> _Description of the task_
Write every entry out again exactly, please, and skip the pictures.

> _Record set_
◇ ◇ ◇ ◇ ◇

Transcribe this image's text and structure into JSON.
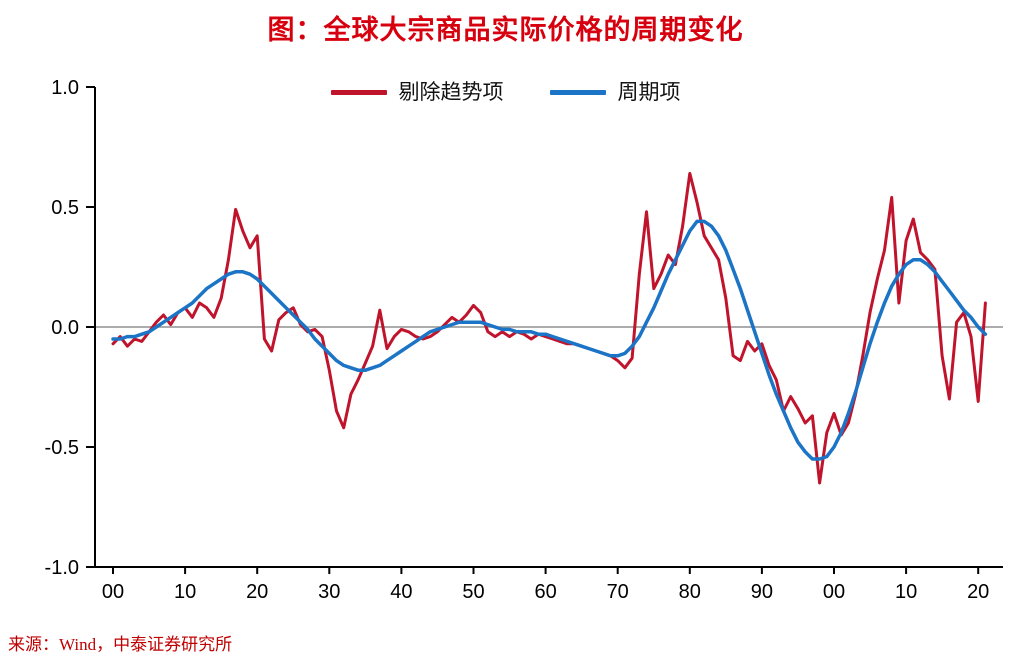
{
  "title": "图：全球大宗商品实际价格的周期变化",
  "source": "来源：Wind，中泰证券研究所",
  "colors": {
    "title_red": "#d7000f",
    "series_red": "#c0142c",
    "series_blue": "#1b74c5",
    "zero_line_gray": "#909090",
    "axis_black": "#000000"
  },
  "chart_data": {
    "type": "line",
    "title": "图：全球大宗商品实际价格的周期变化",
    "x_frequency": "annual",
    "x_range": [
      1900,
      2021
    ],
    "x_tick_labels": [
      "00",
      "10",
      "20",
      "30",
      "40",
      "50",
      "60",
      "70",
      "80",
      "90",
      "00",
      "10",
      "20"
    ],
    "y_ticks": [
      1.0,
      0.5,
      0.0,
      -0.5,
      -1.0
    ],
    "y_tick_labels": [
      "1.0",
      "0.5",
      "0.0",
      "-0.5",
      "-1.0"
    ],
    "ylim": [
      -1.0,
      1.0
    ],
    "grid": false,
    "zero_line": true,
    "legend_position": "top-center",
    "series": [
      {
        "name": "剔除趋势项",
        "color": "#c0142c",
        "values": [
          -0.07,
          -0.04,
          -0.08,
          -0.05,
          -0.06,
          -0.02,
          0.02,
          0.05,
          0.01,
          0.06,
          0.08,
          0.04,
          0.1,
          0.08,
          0.04,
          0.12,
          0.28,
          0.49,
          0.4,
          0.33,
          0.38,
          -0.05,
          -0.1,
          0.03,
          0.06,
          0.08,
          0.01,
          -0.02,
          -0.01,
          -0.04,
          -0.18,
          -0.35,
          -0.42,
          -0.28,
          -0.22,
          -0.15,
          -0.08,
          0.07,
          -0.09,
          -0.04,
          -0.01,
          -0.02,
          -0.04,
          -0.05,
          -0.04,
          -0.02,
          0.01,
          0.04,
          0.02,
          0.05,
          0.09,
          0.06,
          -0.02,
          -0.04,
          -0.02,
          -0.04,
          -0.02,
          -0.03,
          -0.05,
          -0.03,
          -0.04,
          -0.05,
          -0.06,
          -0.07,
          -0.07,
          -0.08,
          -0.09,
          -0.1,
          -0.11,
          -0.12,
          -0.14,
          -0.17,
          -0.13,
          0.22,
          0.48,
          0.16,
          0.22,
          0.3,
          0.26,
          0.42,
          0.64,
          0.52,
          0.38,
          0.33,
          0.28,
          0.12,
          -0.12,
          -0.14,
          -0.06,
          -0.1,
          -0.07,
          -0.16,
          -0.22,
          -0.35,
          -0.29,
          -0.34,
          -0.4,
          -0.37,
          -0.65,
          -0.44,
          -0.36,
          -0.45,
          -0.4,
          -0.28,
          -0.12,
          0.06,
          0.2,
          0.32,
          0.54,
          0.1,
          0.36,
          0.45,
          0.31,
          0.28,
          0.24,
          -0.12,
          -0.3,
          0.02,
          0.06,
          -0.04,
          -0.31,
          0.1
        ]
      },
      {
        "name": "周期项",
        "color": "#1b74c5",
        "values": [
          -0.05,
          -0.05,
          -0.04,
          -0.04,
          -0.03,
          -0.02,
          0.0,
          0.02,
          0.04,
          0.06,
          0.08,
          0.1,
          0.13,
          0.16,
          0.18,
          0.2,
          0.22,
          0.23,
          0.23,
          0.22,
          0.2,
          0.17,
          0.14,
          0.11,
          0.08,
          0.05,
          0.02,
          -0.01,
          -0.05,
          -0.08,
          -0.11,
          -0.14,
          -0.16,
          -0.17,
          -0.18,
          -0.18,
          -0.17,
          -0.16,
          -0.14,
          -0.12,
          -0.1,
          -0.08,
          -0.06,
          -0.04,
          -0.02,
          -0.01,
          0.0,
          0.01,
          0.02,
          0.02,
          0.02,
          0.02,
          0.01,
          0.0,
          -0.01,
          -0.01,
          -0.02,
          -0.02,
          -0.02,
          -0.03,
          -0.03,
          -0.04,
          -0.05,
          -0.06,
          -0.07,
          -0.08,
          -0.09,
          -0.1,
          -0.11,
          -0.12,
          -0.12,
          -0.11,
          -0.08,
          -0.04,
          0.02,
          0.08,
          0.15,
          0.22,
          0.28,
          0.34,
          0.4,
          0.44,
          0.44,
          0.42,
          0.38,
          0.32,
          0.24,
          0.16,
          0.07,
          -0.02,
          -0.11,
          -0.2,
          -0.28,
          -0.35,
          -0.42,
          -0.48,
          -0.52,
          -0.55,
          -0.55,
          -0.54,
          -0.5,
          -0.44,
          -0.36,
          -0.27,
          -0.17,
          -0.07,
          0.02,
          0.1,
          0.17,
          0.22,
          0.26,
          0.28,
          0.28,
          0.26,
          0.23,
          0.19,
          0.15,
          0.11,
          0.07,
          0.04,
          0.0,
          -0.03
        ]
      }
    ]
  }
}
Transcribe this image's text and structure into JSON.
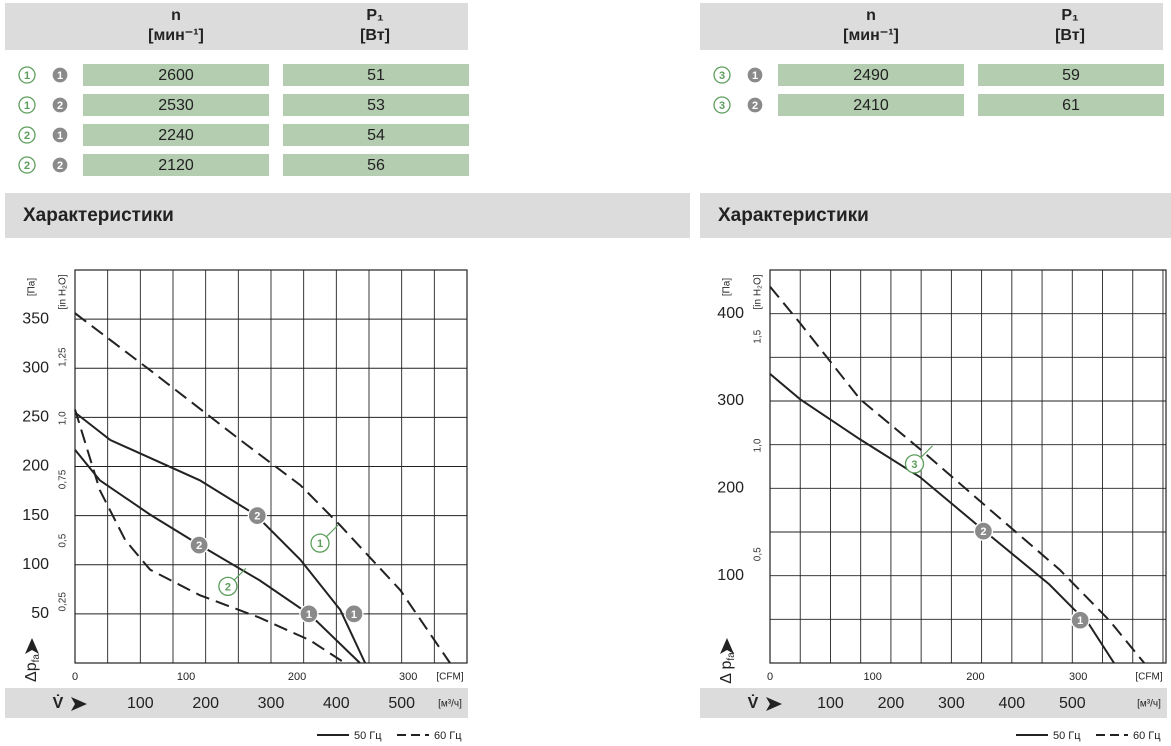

◇ ◇ ◇ ◇ ◇

> _Problem solution_
Transcribe this image's text and structure into JSON.
{
  "title": "图：全球大宗商品实际价格的周期变化",
  "source": "来源：Wind，中泰证券研究所",
  "colors": {
    "title_red": "#d7000f",
    "series_red": "#c0142c",
    "series_blue": "#1b74c5",
    "zero_line_gray": "#909090",
    "axis_black": "#000000"
  },
  "chart_data": {
    "type": "line",
    "title": "图：全球大宗商品实际价格的周期变化",
    "x_frequency": "annual",
    "x_range": [
      1900,
      2021
    ],
    "x_tick_labels": [
      "00",
      "10",
      "20",
      "30",
      "40",
      "50",
      "60",
      "70",
      "80",
      "90",
      "00",
      "10",
      "20"
    ],
    "y_ticks": [
      1.0,
      0.5,
      0.0,
      -0.5,
      -1.0
    ],
    "y_tick_labels": [
      "1.0",
      "0.5",
      "0.0",
      "-0.5",
      "-1.0"
    ],
    "ylim": [
      -1.0,
      1.0
    ],
    "grid": false,
    "zero_line": true,
    "legend_position": "top-center",
    "series": [
      {
        "name": "剔除趋势项",
        "color": "#c0142c",
        "values": [
          -0.07,
          -0.04,
          -0.08,
          -0.05,
          -0.06,
          -0.02,
          0.02,
          0.05,
          0.01,
          0.06,
          0.08,
          0.04,
          0.1,
          0.08,
          0.04,
          0.12,
          0.28,
          0.49,
          0.4,
          0.33,
          0.38,
          -0.05,
          -0.1,
          0.03,
          0.06,
          0.08,
          0.01,
          -0.02,
          -0.01,
          -0.04,
          -0.18,
          -0.35,
          -0.42,
          -0.28,
          -0.22,
          -0.15,
          -0.08,
          0.07,
          -0.09,
          -0.04,
          -0.01,
          -0.02,
          -0.04,
          -0.05,
          -0.04,
          -0.02,
          0.01,
          0.04,
          0.02,
          0.05,
          0.09,
          0.06,
          -0.02,
          -0.04,
          -0.02,
          -0.04,
          -0.02,
          -0.03,
          -0.05,
          -0.03,
          -0.04,
          -0.05,
          -0.06,
          -0.07,
          -0.07,
          -0.08,
          -0.09,
          -0.1,
          -0.11,
          -0.12,
          -0.14,
          -0.17,
          -0.13,
          0.22,
          0.48,
          0.16,
          0.22,
          0.3,
          0.26,
          0.42,
          0.64,
          0.52,
          0.38,
          0.33,
          0.28,
          0.12,
          -0.12,
          -0.14,
          -0.06,
          -0.1,
          -0.07,
          -0.16,
          -0.22,
          -0.35,
          -0.29,
          -0.34,
          -0.4,
          -0.37,
          -0.65,
          -0.44,
          -0.36,
          -0.45,
          -0.4,
          -0.28,
          -0.12,
          0.06,
          0.2,
          0.32,
          0.54,
          0.1,
          0.36,
          0.45,
          0.31,
          0.28,
          0.24,
          -0.12,
          -0.3,
          0.02,
          0.06,
          -0.04,
          -0.31,
          0.1
        ]
      },
      {
        "name": "周期项",
        "color": "#1b74c5",
        "values": [
          -0.05,
          -0.05,
          -0.04,
          -0.04,
          -0.03,
          -0.02,
          0.0,
          0.02,
          0.04,
          0.06,
          0.08,
          0.1,
          0.13,
          0.16,
          0.18,
          0.2,
          0.22,
          0.23,
          0.23,
          0.22,
          0.2,
          0.17,
          0.14,
          0.11,
          0.08,
          0.05,
          0.02,
          -0.01,
          -0.05,
          -0.08,
          -0.11,
          -0.14,
          -0.16,
          -0.17,
          -0.18,
          -0.18,
          -0.17,
          -0.16,
          -0.14,
          -0.12,
          -0.1,
          -0.08,
          -0.06,
          -0.04,
          -0.02,
          -0.01,
          0.0,
          0.01,
          0.02,
          0.02,
          0.02,
          0.02,
          0.01,
          0.0,
          -0.01,
          -0.01,
          -0.02,
          -0.02,
          -0.02,
          -0.03,
          -0.03,
          -0.04,
          -0.05,
          -0.06,
          -0.07,
          -0.08,
          -0.09,
          -0.1,
          -0.11,
          -0.12,
          -0.12,
          -0.11,
          -0.08,
          -0.04,
          0.02,
          0.08,
          0.15,
          0.22,
          0.28,
          0.34,
          0.4,
          0.44,
          0.44,
          0.42,
          0.38,
          0.32,
          0.24,
          0.16,
          0.07,
          -0.02,
          -0.11,
          -0.2,
          -0.28,
          -0.35,
          -0.42,
          -0.48,
          -0.52,
          -0.55,
          -0.55,
          -0.54,
          -0.5,
          -0.44,
          -0.36,
          -0.27,
          -0.17,
          -0.07,
          0.02,
          0.1,
          0.17,
          0.22,
          0.26,
          0.28,
          0.28,
          0.26,
          0.23,
          0.19,
          0.15,
          0.11,
          0.07,
          0.04,
          0.0,
          -0.03
        ]
      }
    ]
  }
}
Transcribe this image's text and structure into JSON.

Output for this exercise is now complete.